PROBLEM TO WORK ON:
Go over the listing below line by line and tally those containing "Wenzl". Give only the tally.

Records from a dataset
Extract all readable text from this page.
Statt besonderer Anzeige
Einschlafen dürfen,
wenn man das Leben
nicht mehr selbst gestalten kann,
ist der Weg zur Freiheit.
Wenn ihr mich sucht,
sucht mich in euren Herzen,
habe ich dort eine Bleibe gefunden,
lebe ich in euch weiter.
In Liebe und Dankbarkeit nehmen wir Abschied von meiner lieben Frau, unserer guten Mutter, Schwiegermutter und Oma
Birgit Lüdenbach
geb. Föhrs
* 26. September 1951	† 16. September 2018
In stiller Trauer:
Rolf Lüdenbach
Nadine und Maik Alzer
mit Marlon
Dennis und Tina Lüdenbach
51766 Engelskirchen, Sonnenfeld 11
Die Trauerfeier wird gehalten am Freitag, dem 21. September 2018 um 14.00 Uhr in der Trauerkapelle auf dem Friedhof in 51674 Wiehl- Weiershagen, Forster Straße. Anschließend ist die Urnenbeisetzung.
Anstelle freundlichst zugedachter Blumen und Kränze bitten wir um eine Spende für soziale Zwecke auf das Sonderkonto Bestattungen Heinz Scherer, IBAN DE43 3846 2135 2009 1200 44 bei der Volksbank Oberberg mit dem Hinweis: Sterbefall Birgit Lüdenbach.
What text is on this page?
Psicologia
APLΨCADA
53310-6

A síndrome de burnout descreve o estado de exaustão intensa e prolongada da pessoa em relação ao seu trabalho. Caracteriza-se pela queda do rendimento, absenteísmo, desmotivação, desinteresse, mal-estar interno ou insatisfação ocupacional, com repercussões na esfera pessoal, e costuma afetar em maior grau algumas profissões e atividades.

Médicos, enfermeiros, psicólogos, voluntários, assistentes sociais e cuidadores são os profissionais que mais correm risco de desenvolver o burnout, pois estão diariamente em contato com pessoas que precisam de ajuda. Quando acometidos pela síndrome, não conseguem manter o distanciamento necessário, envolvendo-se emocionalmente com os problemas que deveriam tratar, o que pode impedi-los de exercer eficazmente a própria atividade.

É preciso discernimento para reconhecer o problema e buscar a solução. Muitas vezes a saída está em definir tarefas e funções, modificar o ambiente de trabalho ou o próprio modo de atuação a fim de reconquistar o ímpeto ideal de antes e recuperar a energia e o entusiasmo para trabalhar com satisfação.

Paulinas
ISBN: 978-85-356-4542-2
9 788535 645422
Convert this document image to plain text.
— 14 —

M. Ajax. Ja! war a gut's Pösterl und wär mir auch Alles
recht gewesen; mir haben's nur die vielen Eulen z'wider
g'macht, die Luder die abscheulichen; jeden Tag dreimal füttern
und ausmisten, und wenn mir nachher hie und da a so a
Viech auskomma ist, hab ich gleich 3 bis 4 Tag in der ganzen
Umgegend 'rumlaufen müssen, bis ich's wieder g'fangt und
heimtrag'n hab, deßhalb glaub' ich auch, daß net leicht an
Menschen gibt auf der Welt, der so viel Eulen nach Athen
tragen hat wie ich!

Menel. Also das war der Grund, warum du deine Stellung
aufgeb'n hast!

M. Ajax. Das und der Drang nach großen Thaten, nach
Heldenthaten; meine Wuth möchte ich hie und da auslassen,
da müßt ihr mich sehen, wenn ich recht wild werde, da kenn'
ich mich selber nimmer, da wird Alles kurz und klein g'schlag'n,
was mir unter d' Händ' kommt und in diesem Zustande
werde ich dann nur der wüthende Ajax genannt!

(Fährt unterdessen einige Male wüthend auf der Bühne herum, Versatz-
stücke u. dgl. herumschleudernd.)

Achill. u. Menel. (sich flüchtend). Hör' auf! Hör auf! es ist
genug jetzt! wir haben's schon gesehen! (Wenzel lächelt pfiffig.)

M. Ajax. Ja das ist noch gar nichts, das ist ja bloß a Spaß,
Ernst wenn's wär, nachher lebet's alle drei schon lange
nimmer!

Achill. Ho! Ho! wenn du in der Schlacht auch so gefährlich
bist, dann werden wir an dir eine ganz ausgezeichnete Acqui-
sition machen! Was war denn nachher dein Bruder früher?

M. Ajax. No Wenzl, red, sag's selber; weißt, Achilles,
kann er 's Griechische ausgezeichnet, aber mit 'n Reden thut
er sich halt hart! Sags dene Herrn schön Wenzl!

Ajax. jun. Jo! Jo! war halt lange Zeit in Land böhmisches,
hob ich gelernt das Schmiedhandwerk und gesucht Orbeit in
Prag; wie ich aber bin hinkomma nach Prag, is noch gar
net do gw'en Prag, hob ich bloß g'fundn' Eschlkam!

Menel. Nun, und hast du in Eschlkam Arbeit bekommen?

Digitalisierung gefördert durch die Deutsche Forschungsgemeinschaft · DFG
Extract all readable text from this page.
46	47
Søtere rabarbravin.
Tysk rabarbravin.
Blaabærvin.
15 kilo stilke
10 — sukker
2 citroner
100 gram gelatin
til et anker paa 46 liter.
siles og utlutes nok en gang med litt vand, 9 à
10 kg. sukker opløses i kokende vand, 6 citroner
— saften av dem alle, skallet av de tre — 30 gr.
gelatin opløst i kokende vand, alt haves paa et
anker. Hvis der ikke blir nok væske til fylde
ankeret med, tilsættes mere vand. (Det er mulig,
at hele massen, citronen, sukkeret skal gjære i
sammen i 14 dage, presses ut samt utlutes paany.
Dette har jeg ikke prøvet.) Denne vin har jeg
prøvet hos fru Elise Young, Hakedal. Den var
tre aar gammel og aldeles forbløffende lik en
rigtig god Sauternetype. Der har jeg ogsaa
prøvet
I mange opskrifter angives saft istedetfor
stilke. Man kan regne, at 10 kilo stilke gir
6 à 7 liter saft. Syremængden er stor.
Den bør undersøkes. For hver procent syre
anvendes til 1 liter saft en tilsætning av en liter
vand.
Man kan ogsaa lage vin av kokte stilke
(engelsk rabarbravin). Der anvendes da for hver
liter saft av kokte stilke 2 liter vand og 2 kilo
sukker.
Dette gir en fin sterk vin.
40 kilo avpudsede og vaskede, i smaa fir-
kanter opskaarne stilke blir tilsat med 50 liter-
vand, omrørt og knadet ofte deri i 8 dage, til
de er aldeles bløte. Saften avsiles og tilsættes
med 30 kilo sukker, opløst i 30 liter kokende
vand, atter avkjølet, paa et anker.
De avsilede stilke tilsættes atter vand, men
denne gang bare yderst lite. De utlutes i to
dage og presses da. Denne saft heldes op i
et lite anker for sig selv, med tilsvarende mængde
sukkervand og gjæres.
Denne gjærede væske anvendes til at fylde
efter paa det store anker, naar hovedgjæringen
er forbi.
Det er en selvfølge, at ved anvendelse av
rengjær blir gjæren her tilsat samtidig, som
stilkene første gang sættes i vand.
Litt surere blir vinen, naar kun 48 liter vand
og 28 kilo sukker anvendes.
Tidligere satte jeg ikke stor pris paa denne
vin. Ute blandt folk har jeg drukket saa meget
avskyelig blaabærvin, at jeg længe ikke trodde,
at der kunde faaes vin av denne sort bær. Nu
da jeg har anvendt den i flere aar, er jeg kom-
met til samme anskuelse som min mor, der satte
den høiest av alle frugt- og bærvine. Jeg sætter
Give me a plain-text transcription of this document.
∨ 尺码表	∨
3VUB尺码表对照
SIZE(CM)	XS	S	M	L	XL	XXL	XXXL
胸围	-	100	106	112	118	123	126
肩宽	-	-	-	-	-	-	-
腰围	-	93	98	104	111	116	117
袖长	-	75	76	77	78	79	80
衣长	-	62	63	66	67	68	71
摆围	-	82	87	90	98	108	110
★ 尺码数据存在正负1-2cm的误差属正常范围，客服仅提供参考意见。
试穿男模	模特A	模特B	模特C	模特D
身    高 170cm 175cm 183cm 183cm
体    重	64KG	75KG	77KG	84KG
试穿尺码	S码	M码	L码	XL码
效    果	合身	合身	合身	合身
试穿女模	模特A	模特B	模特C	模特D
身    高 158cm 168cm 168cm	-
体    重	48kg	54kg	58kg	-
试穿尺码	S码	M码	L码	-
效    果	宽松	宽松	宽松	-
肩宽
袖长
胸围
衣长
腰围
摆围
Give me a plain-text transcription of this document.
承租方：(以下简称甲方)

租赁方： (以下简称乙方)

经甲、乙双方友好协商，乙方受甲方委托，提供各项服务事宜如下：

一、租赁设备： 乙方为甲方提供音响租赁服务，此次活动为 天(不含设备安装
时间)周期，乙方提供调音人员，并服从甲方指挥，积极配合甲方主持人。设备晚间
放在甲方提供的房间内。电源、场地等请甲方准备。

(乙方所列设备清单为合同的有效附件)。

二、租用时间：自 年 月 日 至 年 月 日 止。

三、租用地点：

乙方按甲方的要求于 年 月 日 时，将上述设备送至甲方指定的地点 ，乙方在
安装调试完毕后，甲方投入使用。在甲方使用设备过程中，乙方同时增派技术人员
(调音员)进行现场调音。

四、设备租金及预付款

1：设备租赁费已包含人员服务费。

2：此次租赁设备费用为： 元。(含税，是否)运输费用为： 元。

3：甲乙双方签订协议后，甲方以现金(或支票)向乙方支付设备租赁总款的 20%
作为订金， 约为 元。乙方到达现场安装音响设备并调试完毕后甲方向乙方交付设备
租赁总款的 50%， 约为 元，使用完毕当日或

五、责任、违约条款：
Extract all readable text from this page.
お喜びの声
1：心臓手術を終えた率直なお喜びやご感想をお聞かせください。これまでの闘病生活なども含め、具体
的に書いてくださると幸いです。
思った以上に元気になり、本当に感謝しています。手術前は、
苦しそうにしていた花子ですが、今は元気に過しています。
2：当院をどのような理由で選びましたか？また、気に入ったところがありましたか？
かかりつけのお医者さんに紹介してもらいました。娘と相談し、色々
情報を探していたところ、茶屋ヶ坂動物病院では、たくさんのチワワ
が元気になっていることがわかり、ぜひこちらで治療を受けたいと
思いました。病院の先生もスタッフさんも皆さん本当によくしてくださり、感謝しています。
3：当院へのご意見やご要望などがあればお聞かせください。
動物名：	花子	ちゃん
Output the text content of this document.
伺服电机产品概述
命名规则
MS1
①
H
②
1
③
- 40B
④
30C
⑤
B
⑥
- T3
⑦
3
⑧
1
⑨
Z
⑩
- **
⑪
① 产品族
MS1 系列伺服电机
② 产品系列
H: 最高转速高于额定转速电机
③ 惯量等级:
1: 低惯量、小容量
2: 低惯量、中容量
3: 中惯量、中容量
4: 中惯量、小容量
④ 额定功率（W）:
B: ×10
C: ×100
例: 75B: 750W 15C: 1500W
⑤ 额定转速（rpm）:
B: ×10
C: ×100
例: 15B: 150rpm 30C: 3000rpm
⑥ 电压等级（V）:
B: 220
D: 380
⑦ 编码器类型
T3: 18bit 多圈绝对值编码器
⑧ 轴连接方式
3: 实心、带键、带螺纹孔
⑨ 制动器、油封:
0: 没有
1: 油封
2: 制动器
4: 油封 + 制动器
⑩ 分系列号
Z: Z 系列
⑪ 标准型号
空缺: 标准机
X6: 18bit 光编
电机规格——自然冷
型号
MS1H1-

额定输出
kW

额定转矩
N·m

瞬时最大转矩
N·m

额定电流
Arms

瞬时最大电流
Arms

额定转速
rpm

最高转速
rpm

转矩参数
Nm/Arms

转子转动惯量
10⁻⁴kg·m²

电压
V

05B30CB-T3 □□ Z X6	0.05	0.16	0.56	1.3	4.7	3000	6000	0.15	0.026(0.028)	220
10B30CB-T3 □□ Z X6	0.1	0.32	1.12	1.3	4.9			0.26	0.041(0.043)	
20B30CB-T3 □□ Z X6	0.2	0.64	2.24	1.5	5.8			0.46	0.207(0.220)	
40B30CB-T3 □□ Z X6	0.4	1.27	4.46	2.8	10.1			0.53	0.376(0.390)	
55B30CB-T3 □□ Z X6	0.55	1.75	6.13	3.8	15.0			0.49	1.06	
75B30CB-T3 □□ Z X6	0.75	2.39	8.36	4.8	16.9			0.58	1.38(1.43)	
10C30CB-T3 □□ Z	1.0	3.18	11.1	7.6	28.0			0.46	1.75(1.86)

TASK ANSWER:
2